Directions = Keep only those lines of the records that include the string "услуг".

Data listing:

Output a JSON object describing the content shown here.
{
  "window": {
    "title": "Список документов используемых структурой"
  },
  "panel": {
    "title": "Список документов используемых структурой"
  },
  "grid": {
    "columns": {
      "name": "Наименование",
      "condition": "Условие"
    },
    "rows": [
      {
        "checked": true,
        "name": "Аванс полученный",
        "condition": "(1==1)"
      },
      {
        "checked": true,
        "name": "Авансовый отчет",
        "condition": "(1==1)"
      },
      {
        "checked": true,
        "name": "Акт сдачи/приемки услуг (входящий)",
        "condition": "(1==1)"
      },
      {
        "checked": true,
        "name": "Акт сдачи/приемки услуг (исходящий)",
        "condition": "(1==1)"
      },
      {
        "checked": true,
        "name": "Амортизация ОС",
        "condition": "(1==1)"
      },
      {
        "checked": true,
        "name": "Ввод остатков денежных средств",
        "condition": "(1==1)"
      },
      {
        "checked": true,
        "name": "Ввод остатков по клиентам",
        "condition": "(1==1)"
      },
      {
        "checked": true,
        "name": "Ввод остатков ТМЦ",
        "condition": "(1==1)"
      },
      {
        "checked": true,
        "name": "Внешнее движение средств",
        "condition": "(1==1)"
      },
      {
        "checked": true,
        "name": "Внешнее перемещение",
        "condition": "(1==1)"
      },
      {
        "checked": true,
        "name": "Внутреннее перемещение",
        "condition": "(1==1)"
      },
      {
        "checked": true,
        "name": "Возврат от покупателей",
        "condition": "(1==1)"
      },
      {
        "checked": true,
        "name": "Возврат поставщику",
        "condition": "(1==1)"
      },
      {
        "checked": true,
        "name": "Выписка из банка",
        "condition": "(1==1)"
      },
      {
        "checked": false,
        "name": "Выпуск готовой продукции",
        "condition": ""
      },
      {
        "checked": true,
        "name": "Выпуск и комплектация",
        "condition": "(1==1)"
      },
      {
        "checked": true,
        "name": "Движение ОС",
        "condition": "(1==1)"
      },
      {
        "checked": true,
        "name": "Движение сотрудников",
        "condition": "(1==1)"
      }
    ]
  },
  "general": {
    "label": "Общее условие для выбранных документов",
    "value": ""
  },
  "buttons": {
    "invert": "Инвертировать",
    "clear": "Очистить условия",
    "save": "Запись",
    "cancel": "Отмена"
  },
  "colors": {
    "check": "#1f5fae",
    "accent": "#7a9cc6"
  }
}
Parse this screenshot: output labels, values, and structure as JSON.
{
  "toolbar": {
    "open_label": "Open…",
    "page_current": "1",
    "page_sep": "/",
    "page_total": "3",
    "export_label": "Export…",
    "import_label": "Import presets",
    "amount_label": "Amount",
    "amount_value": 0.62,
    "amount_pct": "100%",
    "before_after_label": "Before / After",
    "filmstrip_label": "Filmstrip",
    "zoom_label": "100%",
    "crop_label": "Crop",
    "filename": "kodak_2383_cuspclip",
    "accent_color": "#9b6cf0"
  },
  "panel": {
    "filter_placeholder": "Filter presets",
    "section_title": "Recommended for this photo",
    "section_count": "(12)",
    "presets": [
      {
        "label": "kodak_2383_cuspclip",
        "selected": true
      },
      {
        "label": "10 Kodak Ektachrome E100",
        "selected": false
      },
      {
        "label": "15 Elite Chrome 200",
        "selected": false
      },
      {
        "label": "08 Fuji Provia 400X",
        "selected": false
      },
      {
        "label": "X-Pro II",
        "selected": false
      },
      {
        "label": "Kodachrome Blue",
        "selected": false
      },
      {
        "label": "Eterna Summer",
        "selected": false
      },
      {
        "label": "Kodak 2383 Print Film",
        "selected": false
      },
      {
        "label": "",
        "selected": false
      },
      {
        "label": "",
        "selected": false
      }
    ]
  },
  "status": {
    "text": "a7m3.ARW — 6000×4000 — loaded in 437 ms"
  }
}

Answer below =
        "name": "Акт сдачи/приемки услуг (входящий)",
        "name": "Акт сдачи/приемки услуг (исходящий)",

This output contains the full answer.